WHAT IS BEING ASKED -
Repeat every record below exactly as written.

SOURCE DATA -
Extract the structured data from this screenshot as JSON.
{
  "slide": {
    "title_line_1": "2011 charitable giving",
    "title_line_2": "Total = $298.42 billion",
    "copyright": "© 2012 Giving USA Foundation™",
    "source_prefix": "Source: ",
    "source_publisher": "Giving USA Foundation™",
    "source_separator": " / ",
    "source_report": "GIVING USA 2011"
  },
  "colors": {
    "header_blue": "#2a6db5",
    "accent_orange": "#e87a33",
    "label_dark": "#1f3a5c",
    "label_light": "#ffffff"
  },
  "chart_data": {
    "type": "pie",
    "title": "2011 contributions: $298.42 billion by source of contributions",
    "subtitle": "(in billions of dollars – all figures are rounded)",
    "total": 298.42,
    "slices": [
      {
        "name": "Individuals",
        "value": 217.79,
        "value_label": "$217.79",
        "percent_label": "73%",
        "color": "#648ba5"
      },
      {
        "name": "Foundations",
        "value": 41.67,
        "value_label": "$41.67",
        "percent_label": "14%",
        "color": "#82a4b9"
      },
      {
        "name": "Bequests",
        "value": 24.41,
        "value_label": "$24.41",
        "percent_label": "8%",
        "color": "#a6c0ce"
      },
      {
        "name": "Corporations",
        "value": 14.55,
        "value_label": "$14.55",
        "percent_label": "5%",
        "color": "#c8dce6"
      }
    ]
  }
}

REPLY -
Extract the structured data from this screenshot as JSON.
{
  "slide": {
    "title_line_1": "2011 charitable giving",
    "title_line_2": "Total = $298.42 billion",
    "copyright": "© 2012 Giving USA Foundation™",
    "source_prefix": "Source: ",
    "source_publisher": "Giving USA Foundation™",
    "source_separator": " / ",
    "source_report": "GIVING USA 2011"
  },
  "colors": {
    "header_blue": "#2a6db5",
    "accent_orange": "#e87a33",
    "label_dark": "#1f3a5c",
    "label_light": "#ffffff"
  },
  "chart_data": {
    "type": "pie",
    "title": "2011 contributions: $298.42 billion by source of contributions",
    "subtitle": "(in billions of dollars – all figures are rounded)",
    "total": 298.42,
    "slices": [
      {
        "name": "Individuals",
        "value": 217.79,
        "value_label": "$217.79",
        "percent_label": "73%",
        "color": "#648ba5"
      },
      {
        "name": "Foundations",
        "value": 41.67,
        "value_label": "$41.67",
        "percent_label": "14%",
        "color": "#82a4b9"
      },
      {
        "name": "Bequests",
        "value": 24.41,
        "value_label": "$24.41",
        "percent_label": "8%",
        "color": "#a6c0ce"
      },
      {
        "name": "Corporations",
        "value": 14.55,
        "value_label": "$14.55",
        "percent_label": "5%",
        "color": "#c8dce6"
      }
    ]
  }
}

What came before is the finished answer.